- GIVEN EXERCISE -
Output every line below exactly.

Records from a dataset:

— Begin —

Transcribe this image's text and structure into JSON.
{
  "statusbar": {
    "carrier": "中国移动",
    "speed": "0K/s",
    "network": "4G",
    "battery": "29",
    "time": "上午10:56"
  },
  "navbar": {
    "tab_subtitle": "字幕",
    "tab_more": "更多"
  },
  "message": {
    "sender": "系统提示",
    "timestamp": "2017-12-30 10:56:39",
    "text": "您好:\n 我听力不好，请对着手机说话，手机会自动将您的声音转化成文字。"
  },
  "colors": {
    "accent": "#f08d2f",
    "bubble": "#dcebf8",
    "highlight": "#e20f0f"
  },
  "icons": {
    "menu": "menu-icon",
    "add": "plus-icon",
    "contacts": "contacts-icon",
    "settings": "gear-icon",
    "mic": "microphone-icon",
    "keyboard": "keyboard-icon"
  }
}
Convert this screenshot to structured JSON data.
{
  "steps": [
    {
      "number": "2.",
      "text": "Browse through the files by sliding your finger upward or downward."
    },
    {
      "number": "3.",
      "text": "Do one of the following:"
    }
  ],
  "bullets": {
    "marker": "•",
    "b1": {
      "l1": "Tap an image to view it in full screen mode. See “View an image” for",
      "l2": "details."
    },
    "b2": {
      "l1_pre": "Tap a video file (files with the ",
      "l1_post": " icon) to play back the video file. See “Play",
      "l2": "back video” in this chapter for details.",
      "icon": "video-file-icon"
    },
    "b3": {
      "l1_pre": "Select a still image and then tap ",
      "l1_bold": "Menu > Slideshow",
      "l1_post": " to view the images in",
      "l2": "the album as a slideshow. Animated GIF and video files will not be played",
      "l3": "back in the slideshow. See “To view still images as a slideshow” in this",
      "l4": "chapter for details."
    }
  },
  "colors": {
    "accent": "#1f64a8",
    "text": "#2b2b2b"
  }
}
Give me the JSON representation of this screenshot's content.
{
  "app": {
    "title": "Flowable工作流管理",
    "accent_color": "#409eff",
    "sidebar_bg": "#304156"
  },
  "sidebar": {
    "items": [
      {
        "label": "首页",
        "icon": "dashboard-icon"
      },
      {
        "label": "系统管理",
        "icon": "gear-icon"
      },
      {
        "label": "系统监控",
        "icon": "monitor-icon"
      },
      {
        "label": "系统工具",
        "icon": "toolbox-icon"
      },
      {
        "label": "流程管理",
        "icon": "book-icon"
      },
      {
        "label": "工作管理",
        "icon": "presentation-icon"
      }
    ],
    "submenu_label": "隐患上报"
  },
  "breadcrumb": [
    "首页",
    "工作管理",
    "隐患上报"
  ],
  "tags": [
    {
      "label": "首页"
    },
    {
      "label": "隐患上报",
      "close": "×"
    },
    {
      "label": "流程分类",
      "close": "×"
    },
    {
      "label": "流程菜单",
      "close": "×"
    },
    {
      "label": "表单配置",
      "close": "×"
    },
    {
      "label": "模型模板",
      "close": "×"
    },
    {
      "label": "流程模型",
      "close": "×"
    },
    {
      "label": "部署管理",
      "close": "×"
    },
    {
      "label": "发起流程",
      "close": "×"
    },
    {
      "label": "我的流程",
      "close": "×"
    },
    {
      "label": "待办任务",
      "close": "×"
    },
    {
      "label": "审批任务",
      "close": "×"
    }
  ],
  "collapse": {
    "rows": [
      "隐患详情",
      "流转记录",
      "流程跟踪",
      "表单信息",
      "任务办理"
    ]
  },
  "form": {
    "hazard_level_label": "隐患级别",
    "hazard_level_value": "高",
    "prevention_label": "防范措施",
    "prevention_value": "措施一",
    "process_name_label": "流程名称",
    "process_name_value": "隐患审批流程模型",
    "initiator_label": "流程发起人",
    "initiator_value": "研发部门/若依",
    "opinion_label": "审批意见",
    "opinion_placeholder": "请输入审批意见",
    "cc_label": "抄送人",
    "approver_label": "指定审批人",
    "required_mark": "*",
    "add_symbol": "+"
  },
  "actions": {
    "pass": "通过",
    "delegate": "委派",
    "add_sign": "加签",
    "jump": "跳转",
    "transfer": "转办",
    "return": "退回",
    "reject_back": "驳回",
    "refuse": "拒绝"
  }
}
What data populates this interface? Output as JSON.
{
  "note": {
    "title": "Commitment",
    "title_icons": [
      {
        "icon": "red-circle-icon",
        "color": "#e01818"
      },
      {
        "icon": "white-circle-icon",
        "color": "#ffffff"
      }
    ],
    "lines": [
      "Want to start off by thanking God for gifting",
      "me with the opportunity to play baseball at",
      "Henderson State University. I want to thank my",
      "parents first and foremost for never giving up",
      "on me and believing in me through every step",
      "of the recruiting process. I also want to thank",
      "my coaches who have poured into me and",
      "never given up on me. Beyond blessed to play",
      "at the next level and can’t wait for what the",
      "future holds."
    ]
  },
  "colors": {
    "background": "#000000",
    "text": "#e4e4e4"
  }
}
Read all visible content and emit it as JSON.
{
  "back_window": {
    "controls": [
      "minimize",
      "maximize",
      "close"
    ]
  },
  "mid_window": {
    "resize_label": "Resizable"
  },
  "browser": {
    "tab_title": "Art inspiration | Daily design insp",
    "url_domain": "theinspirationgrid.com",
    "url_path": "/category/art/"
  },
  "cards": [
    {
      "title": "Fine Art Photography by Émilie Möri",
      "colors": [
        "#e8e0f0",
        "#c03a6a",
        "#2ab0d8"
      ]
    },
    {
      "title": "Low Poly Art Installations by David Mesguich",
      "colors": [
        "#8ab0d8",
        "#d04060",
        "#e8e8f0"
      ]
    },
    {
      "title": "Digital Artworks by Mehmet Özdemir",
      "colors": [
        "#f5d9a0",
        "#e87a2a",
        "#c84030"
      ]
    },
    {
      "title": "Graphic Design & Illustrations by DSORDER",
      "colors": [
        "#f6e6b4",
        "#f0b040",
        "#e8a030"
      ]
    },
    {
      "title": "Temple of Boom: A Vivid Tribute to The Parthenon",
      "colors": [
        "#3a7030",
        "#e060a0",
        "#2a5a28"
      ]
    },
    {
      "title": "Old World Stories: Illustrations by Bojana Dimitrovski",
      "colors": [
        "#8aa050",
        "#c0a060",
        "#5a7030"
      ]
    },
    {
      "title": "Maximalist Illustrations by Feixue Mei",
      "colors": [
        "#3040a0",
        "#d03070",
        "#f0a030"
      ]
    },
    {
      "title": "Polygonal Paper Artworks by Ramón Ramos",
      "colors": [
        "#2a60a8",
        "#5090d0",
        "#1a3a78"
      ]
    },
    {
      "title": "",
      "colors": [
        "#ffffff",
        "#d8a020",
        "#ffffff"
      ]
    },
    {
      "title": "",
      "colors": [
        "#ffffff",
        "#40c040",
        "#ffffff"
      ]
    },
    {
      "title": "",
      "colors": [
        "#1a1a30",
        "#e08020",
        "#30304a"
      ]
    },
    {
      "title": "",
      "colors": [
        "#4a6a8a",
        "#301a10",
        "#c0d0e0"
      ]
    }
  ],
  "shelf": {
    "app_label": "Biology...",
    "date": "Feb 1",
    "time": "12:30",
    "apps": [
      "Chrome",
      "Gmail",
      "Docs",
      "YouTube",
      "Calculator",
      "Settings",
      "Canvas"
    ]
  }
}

— End —

- RESULT OF THIS TASK -
Transcribe this image's text and structure into JSON.
{
  "statusbar": {
    "carrier": "中国移动",
    "speed": "0K/s",
    "network": "4G",
    "battery": "29",
    "time": "上午10:56"
  },
  "navbar": {
    "tab_subtitle": "字幕",
    "tab_more": "更多"
  },
  "message": {
    "sender": "系统提示",
    "timestamp": "2017-12-30 10:56:39",
    "text": "您好:\n 我听力不好，请对着手机说话，手机会自动将您的声音转化成文字。"
  },
  "colors": {
    "accent": "#f08d2f",
    "bubble": "#dcebf8",
    "highlight": "#e20f0f"
  },
  "icons": {
    "menu": "menu-icon",
    "add": "plus-icon",
    "contacts": "contacts-icon",
    "settings": "gear-icon",
    "mic": "microphone-icon",
    "keyboard": "keyboard-icon"
  }
}
Convert this screenshot to structured JSON data.
{
  "steps": [
    {
      "number": "2.",
      "text": "Browse through the files by sliding your finger upward or downward."
    },
    {
      "number": "3.",
      "text": "Do one of the following:"
    }
  ],
  "bullets": {
    "marker": "•",
    "b1": {
      "l1": "Tap an image to view it in full screen mode. See “View an image” for",
      "l2": "details."
    },
    "b2": {
      "l1_pre": "Tap a video file (files with the ",
      "l1_post": " icon) to play back the video file. See “Play",
      "l2": "back video” in this chapter for details.",
      "icon": "video-file-icon"
    },
    "b3": {
      "l1_pre": "Select a still image and then tap ",
      "l1_bold": "Menu > Slideshow",
      "l1_post": " to view the images in",
      "l2": "the album as a slideshow. Animated GIF and video files will not be played",
      "l3": "back in the slideshow. See “To view still images as a slideshow” in this",
      "l4": "chapter for details."
    }
  },
  "colors": {
    "accent": "#1f64a8",
    "text": "#2b2b2b"
  }
}
Give me the JSON representation of this screenshot's content.
{
  "app": {
    "title": "Flowable工作流管理",
    "accent_color": "#409eff",
    "sidebar_bg": "#304156"
  },
  "sidebar": {
    "items": [
      {
        "label": "首页",
        "icon": "dashboard-icon"
      },
      {
        "label": "系统管理",
        "icon": "gear-icon"
      },
      {
        "label": "系统监控",
        "icon": "monitor-icon"
      },
      {
        "label": "系统工具",
        "icon": "toolbox-icon"
      },
      {
        "label": "流程管理",
        "icon": "book-icon"
      },
      {
        "label": "工作管理",
        "icon": "presentation-icon"
      }
    ],
    "submenu_label": "隐患上报"
  },
  "breadcrumb": [
    "首页",
    "工作管理",
    "隐患上报"
  ],
  "tags": [
    {
      "label": "首页"
    },
    {
      "label": "隐患上报",
      "close": "×"
    },
    {
      "label": "流程分类",
      "close": "×"
    },
    {
      "label": "流程菜单",
      "close": "×"
    },
    {
      "label": "表单配置",
      "close": "×"
    },
    {
      "label": "模型模板",
      "close": "×"
    },
    {
      "label": "流程模型",
      "close": "×"
    },
    {
      "label": "部署管理",
      "close": "×"
    },
    {
      "label": "发起流程",
      "close": "×"
    },
    {
      "label": "我的流程",
      "close": "×"
    },
    {
      "label": "待办任务",
      "close": "×"
    },
    {
      "label": "审批任务",
      "close": "×"
    }
  ],
  "collapse": {
    "rows": [
      "隐患详情",
      "流转记录",
      "流程跟踪",
      "表单信息",
      "任务办理"
    ]
  },
  "form": {
    "hazard_level_label": "隐患级别",
    "hazard_level_value": "高",
    "prevention_label": "防范措施",
    "prevention_value": "措施一",
    "process_name_label": "流程名称",
    "process_name_value": "隐患审批流程模型",
    "initiator_label": "流程发起人",
    "initiator_value": "研发部门/若依",
    "opinion_label": "审批意见",
    "opinion_placeholder": "请输入审批意见",
    "cc_label": "抄送人",
    "approver_label": "指定审批人",
    "required_mark": "*",
    "add_symbol": "+"
  },
  "actions": {
    "pass": "通过",
    "delegate": "委派",
    "add_sign": "加签",
    "jump": "跳转",
    "transfer": "转办",
    "return": "退回",
    "reject_back": "驳回",
    "refuse": "拒绝"
  }
}
What data populates this interface? Output as JSON.
{
  "note": {
    "title": "Commitment",
    "title_icons": [
      {
        "icon": "red-circle-icon",
        "color": "#e01818"
      },
      {
        "icon": "white-circle-icon",
        "color": "#ffffff"
      }
    ],
    "lines": [
      "Want to start off by thanking God for gifting",
      "me with the opportunity to play baseball at",
      "Henderson State University. I want to thank my",
      "parents first and foremost for never giving up",
      "on me and believing in me through every step",
      "of the recruiting process. I also want to thank",
      "my coaches who have poured into me and",
      "never given up on me. Beyond blessed to play",
      "at the next level and can’t wait for what the",
      "future holds."
    ]
  },
  "colors": {
    "background": "#000000",
    "text": "#e4e4e4"
  }
}
Read all visible content and emit it as JSON.
{
  "back_window": {
    "controls": [
      "minimize",
      "maximize",
      "close"
    ]
  },
  "mid_window": {
    "resize_label": "Resizable"
  },
  "browser": {
    "tab_title": "Art inspiration | Daily design insp",
    "url_domain": "theinspirationgrid.com",
    "url_path": "/category/art/"
  },
  "cards": [
    {
      "title": "Fine Art Photography by Émilie Möri",
      "colors": [
        "#e8e0f0",
        "#c03a6a",
        "#2ab0d8"
      ]
    },
    {
      "title": "Low Poly Art Installations by David Mesguich",
      "colors": [
        "#8ab0d8",
        "#d04060",
        "#e8e8f0"
      ]
    },
    {
      "title": "Digital Artworks by Mehmet Özdemir",
      "colors": [
        "#f5d9a0",
        "#e87a2a",
        "#c84030"
      ]
    },
    {
      "title": "Graphic Design & Illustrations by DSORDER",
      "colors": [
        "#f6e6b4",
        "#f0b040",
        "#e8a030"
      ]
    },
    {
      "title": "Temple of Boom: A Vivid Tribute to The Parthenon",
      "colors": [
        "#3a7030",
        "#e060a0",
        "#2a5a28"
      ]
    },
    {
      "title": "Old World Stories: Illustrations by Bojana Dimitrovski",
      "colors": [
        "#8aa050",
        "#c0a060",
        "#5a7030"
      ]
    },
    {
      "title": "Maximalist Illustrations by Feixue Mei",
      "colors": [
        "#3040a0",
        "#d03070",
        "#f0a030"
      ]
    },
    {
      "title": "Polygonal Paper Artworks by Ramón Ramos",
      "colors": [
        "#2a60a8",
        "#5090d0",
        "#1a3a78"
      ]
    },
    {
      "title": "",
      "colors": [
        "#ffffff",
        "#d8a020",
        "#ffffff"
      ]
    },
    {
      "title": "",
      "colors": [
        "#ffffff",
        "#40c040",
        "#ffffff"
      ]
    },
    {
      "title": "",
      "colors": [
        "#1a1a30",
        "#e08020",
        "#30304a"
      ]
    },
    {
      "title": "",
      "colors": [
        "#4a6a8a",
        "#301a10",
        "#c0d0e0"
      ]
    }
  ],
  "shelf": {
    "app_label": "Biology...",
    "date": "Feb 1",
    "time": "12:30",
    "apps": [
      "Chrome",
      "Gmail",
      "Docs",
      "YouTube",
      "Calculator",
      "Settings",
      "Canvas"
    ]
  }
}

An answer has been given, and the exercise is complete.